Problem description: Quote each record exactly, please, leaving none out.

Supplied information:
# # # #

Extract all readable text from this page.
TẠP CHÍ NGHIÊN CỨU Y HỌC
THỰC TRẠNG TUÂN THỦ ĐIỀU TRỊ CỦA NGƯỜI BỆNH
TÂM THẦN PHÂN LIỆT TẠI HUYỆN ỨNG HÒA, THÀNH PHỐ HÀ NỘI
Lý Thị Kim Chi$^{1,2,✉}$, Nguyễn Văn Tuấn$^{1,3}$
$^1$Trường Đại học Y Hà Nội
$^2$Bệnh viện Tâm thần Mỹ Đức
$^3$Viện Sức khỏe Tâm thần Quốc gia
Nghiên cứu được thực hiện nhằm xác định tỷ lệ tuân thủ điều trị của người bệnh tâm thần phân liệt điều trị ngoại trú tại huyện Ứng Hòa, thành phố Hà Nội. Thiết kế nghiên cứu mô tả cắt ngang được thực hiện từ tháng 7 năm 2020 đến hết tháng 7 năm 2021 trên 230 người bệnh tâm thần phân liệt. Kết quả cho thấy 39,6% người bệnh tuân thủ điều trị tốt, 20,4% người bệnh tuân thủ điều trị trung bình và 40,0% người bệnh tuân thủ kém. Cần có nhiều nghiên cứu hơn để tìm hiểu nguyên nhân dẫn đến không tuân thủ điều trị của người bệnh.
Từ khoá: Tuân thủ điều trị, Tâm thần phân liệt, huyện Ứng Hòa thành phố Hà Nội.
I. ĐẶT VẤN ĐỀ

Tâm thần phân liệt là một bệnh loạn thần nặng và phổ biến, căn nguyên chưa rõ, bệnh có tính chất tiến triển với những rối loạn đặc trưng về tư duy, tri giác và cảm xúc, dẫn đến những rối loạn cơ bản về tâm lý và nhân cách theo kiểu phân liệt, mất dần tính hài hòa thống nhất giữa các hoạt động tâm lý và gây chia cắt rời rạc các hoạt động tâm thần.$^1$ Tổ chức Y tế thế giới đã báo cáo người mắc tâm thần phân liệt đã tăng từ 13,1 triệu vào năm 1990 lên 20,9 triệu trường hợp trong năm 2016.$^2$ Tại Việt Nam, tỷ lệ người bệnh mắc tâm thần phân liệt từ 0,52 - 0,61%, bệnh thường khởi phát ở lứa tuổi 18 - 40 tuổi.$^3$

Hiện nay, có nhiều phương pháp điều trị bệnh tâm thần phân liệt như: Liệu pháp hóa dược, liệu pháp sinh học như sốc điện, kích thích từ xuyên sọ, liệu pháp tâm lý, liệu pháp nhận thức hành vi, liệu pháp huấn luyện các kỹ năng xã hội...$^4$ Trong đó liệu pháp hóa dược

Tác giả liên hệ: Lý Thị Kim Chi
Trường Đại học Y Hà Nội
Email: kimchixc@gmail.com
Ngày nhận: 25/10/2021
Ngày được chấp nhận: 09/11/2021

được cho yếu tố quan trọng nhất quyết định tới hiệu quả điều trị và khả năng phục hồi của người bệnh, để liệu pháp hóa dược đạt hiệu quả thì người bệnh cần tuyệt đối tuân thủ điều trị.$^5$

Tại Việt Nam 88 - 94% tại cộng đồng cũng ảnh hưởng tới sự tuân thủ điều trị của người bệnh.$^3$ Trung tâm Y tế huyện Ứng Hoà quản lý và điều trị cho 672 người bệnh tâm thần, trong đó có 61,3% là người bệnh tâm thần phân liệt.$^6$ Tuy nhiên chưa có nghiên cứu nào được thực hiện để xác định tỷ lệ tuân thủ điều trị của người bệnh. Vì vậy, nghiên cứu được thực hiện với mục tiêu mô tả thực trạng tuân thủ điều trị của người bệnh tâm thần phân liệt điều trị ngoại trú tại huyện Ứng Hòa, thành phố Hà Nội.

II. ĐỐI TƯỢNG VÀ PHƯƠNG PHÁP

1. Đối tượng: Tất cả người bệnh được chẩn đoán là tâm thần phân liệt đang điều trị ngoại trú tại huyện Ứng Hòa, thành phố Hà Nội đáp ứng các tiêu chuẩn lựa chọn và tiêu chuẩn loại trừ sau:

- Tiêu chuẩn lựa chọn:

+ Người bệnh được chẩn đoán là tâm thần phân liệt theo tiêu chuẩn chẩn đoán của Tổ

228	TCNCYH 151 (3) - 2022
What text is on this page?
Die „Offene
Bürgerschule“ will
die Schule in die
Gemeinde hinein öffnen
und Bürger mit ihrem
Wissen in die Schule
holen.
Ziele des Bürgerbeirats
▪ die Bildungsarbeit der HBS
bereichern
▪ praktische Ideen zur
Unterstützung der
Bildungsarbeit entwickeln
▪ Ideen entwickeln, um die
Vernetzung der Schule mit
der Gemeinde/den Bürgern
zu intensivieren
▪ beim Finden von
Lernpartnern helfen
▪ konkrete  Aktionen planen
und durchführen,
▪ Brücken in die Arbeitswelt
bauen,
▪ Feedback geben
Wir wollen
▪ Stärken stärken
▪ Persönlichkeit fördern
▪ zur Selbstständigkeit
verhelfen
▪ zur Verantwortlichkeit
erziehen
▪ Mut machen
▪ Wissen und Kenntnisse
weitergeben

# # # #

Solution for this exercise:
Extract all readable text from this page.
TẠP CHÍ NGHIÊN CỨU Y HỌC
THỰC TRẠNG TUÂN THỦ ĐIỀU TRỊ CỦA NGƯỜI BỆNH
TÂM THẦN PHÂN LIỆT TẠI HUYỆN ỨNG HÒA, THÀNH PHỐ HÀ NỘI
Lý Thị Kim Chi$^{1,2,✉}$, Nguyễn Văn Tuấn$^{1,3}$
$^1$Trường Đại học Y Hà Nội
$^2$Bệnh viện Tâm thần Mỹ Đức
$^3$Viện Sức khỏe Tâm thần Quốc gia
Nghiên cứu được thực hiện nhằm xác định tỷ lệ tuân thủ điều trị của người bệnh tâm thần phân liệt điều trị ngoại trú tại huyện Ứng Hòa, thành phố Hà Nội. Thiết kế nghiên cứu mô tả cắt ngang được thực hiện từ tháng 7 năm 2020 đến hết tháng 7 năm 2021 trên 230 người bệnh tâm thần phân liệt. Kết quả cho thấy 39,6% người bệnh tuân thủ điều trị tốt, 20,4% người bệnh tuân thủ điều trị trung bình và 40,0% người bệnh tuân thủ kém. Cần có nhiều nghiên cứu hơn để tìm hiểu nguyên nhân dẫn đến không tuân thủ điều trị của người bệnh.
Từ khoá: Tuân thủ điều trị, Tâm thần phân liệt, huyện Ứng Hòa thành phố Hà Nội.
I. ĐẶT VẤN ĐỀ

Tâm thần phân liệt là một bệnh loạn thần nặng và phổ biến, căn nguyên chưa rõ, bệnh có tính chất tiến triển với những rối loạn đặc trưng về tư duy, tri giác và cảm xúc, dẫn đến những rối loạn cơ bản về tâm lý và nhân cách theo kiểu phân liệt, mất dần tính hài hòa thống nhất giữa các hoạt động tâm lý và gây chia cắt rời rạc các hoạt động tâm thần.$^1$ Tổ chức Y tế thế giới đã báo cáo người mắc tâm thần phân liệt đã tăng từ 13,1 triệu vào năm 1990 lên 20,9 triệu trường hợp trong năm 2016.$^2$ Tại Việt Nam, tỷ lệ người bệnh mắc tâm thần phân liệt từ 0,52 - 0,61%, bệnh thường khởi phát ở lứa tuổi 18 - 40 tuổi.$^3$

Hiện nay, có nhiều phương pháp điều trị bệnh tâm thần phân liệt như: Liệu pháp hóa dược, liệu pháp sinh học như sốc điện, kích thích từ xuyên sọ, liệu pháp tâm lý, liệu pháp nhận thức hành vi, liệu pháp huấn luyện các kỹ năng xã hội...$^4$ Trong đó liệu pháp hóa dược

Tác giả liên hệ: Lý Thị Kim Chi
Trường Đại học Y Hà Nội
Email: kimchixc@gmail.com
Ngày nhận: 25/10/2021
Ngày được chấp nhận: 09/11/2021

được cho yếu tố quan trọng nhất quyết định tới hiệu quả điều trị và khả năng phục hồi của người bệnh, để liệu pháp hóa dược đạt hiệu quả thì người bệnh cần tuyệt đối tuân thủ điều trị.$^5$

Tại Việt Nam 88 - 94% tại cộng đồng cũng ảnh hưởng tới sự tuân thủ điều trị của người bệnh.$^3$ Trung tâm Y tế huyện Ứng Hoà quản lý và điều trị cho 672 người bệnh tâm thần, trong đó có 61,3% là người bệnh tâm thần phân liệt.$^6$ Tuy nhiên chưa có nghiên cứu nào được thực hiện để xác định tỷ lệ tuân thủ điều trị của người bệnh. Vì vậy, nghiên cứu được thực hiện với mục tiêu mô tả thực trạng tuân thủ điều trị của người bệnh tâm thần phân liệt điều trị ngoại trú tại huyện Ứng Hòa, thành phố Hà Nội.

II. ĐỐI TƯỢNG VÀ PHƯƠNG PHÁP

1. Đối tượng: Tất cả người bệnh được chẩn đoán là tâm thần phân liệt đang điều trị ngoại trú tại huyện Ứng Hòa, thành phố Hà Nội đáp ứng các tiêu chuẩn lựa chọn và tiêu chuẩn loại trừ sau:

- Tiêu chuẩn lựa chọn:

+ Người bệnh được chẩn đoán là tâm thần phân liệt theo tiêu chuẩn chẩn đoán của Tổ

228	TCNCYH 151 (3) - 2022
What text is on this page?
Die „Offene
Bürgerschule“ will
die Schule in die
Gemeinde hinein öffnen
und Bürger mit ihrem
Wissen in die Schule
holen.
Ziele des Bürgerbeirats
▪ die Bildungsarbeit der HBS
bereichern
▪ praktische Ideen zur
Unterstützung der
Bildungsarbeit entwickeln
▪ Ideen entwickeln, um die
Vernetzung der Schule mit
der Gemeinde/den Bürgern
zu intensivieren
▪ beim Finden von
Lernpartnern helfen
▪ konkrete  Aktionen planen
und durchführen,
▪ Brücken in die Arbeitswelt
bauen,
▪ Feedback geben
Wir wollen
▪ Stärken stärken
▪ Persönlichkeit fördern
▪ zur Selbstständigkeit
verhelfen
▪ zur Verantwortlichkeit
erziehen
▪ Mut machen
▪ Wissen und Kenntnisse
weitergeben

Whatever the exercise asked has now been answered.